__Exercice court 1__
Transcrivez fidèlement le passage du texte sur Radio M qui va de "Depuis sa création, Radio" jusqu'à "soulignent ses journalistes." inclus.
__Exercice court 2__
Réécrivez de façon plus concise le paragraphe du texte sur Radio M qui commence par « C'est avec le cœur lourd », en conservant ses faits essentiels.

__Texte à lire__

::::::::::

C'est l'épilogue d'une longue bataille menée par les défenseurs de la liberté de la presse en Algérie. Radio M, média indépendant devenu incontournable sur la scène nationale, a annoncé mercredi sa cessation de publication, terrassé par un arsenal juridique répressif et les poursuites incessantes à l'encontre de son équipe.
« C'est avec le cœur lourd que nous, journalistes de Radio M, vous annonçons la cessation de publication de notre site web », peut-on lire dans le communiqué. Un crève-cœur pour ce média né en 2013 « entre les murs d'une petite cuisine à Alger » et qui aspirait à devenir « un émetteur de toutes les luttes : syndicales, politiques, économiques, culturelles et sociales ».
Depuis sa création, Radio M s'était imposé comme « un média incontournable pour les adeptes des débats libres et de l'information indépendante ». « Nous avons tenté d'en restituer les pulsations, toutes les pulsations, dans leur complexité, malgré toutes les difficultés », soulignent ses journalistes.

::::::::::

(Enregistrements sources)
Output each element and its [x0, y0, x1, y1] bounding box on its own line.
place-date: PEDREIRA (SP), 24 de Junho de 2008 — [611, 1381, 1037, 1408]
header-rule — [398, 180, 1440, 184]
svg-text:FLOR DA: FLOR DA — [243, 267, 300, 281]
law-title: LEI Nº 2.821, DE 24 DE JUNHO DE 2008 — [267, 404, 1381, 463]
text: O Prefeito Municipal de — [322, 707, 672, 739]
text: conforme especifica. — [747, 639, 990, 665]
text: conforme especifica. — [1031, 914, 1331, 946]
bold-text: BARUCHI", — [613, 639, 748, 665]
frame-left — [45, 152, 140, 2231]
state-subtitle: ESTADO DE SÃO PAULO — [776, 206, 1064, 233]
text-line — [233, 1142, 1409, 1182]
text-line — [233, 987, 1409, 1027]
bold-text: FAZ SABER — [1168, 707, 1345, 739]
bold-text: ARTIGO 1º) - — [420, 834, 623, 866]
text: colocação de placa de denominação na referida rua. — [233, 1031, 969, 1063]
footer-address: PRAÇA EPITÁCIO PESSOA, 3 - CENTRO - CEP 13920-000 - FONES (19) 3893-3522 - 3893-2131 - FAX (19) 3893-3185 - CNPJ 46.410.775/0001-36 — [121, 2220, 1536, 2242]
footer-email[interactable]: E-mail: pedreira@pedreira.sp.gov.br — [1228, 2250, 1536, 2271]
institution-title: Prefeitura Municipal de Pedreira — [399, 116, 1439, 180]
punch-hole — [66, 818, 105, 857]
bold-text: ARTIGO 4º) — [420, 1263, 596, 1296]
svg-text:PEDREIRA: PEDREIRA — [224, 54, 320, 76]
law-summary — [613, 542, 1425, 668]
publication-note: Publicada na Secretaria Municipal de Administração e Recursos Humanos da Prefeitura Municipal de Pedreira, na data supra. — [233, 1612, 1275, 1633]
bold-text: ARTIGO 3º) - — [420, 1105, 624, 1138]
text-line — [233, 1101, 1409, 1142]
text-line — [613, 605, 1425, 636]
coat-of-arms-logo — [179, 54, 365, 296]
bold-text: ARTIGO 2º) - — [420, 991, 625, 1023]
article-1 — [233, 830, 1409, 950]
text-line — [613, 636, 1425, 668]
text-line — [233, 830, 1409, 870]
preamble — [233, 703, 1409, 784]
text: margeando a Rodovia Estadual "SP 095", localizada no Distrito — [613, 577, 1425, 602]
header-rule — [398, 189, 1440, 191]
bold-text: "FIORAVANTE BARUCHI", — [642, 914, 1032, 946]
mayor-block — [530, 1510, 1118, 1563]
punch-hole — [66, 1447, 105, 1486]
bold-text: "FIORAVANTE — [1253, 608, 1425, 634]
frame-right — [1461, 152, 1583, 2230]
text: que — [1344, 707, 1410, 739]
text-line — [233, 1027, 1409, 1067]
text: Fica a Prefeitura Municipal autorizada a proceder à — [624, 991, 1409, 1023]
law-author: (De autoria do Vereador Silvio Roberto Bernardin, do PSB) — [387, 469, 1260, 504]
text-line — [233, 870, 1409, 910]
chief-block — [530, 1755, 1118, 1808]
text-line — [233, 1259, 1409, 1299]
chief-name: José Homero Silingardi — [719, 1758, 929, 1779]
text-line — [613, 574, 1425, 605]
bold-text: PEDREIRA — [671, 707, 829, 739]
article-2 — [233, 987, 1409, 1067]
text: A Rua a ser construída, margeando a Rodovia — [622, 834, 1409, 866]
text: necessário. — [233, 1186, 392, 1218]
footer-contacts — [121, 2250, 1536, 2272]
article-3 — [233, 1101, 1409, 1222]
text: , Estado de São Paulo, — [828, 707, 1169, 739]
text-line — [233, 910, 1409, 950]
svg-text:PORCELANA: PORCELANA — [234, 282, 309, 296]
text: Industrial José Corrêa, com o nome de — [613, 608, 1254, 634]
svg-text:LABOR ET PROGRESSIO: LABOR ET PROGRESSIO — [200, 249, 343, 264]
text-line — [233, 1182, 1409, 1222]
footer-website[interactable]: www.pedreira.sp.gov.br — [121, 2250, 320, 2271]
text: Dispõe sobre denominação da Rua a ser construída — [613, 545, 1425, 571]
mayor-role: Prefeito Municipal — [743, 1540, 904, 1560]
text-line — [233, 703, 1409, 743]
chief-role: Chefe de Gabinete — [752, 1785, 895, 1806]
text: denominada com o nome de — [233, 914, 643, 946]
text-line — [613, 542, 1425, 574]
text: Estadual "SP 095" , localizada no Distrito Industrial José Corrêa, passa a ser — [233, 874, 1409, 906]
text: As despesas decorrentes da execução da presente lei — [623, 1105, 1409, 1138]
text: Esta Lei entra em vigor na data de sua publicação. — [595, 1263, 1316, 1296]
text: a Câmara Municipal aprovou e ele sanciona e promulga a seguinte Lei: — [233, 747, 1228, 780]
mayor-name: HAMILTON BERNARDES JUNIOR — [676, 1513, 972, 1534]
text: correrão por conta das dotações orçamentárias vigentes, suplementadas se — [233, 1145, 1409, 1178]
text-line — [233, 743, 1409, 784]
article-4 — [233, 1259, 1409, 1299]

::::::::::

__Résultat de l'exercice 1__
Depuis sa création, Radio M s'était imposé comme « un média incontournable pour les adeptes des débats libres et de l'information indépendante ». « Nous avons tenté d'en restituer les pulsations, toutes les pulsations, dans leur complexité, malgré toutes les difficultés », soulignent ses journalistes.

__Résultat de l'exercice 2__
Dans leur communiqué, les journalistes de Radio M annoncent avec tristesse la fin de la publication de leur site web. Né en 2013 dans une petite cuisine d'Alger, ce média voulait relayer toutes les luttes : syndicales, politiques, économiques, culturelles et sociales.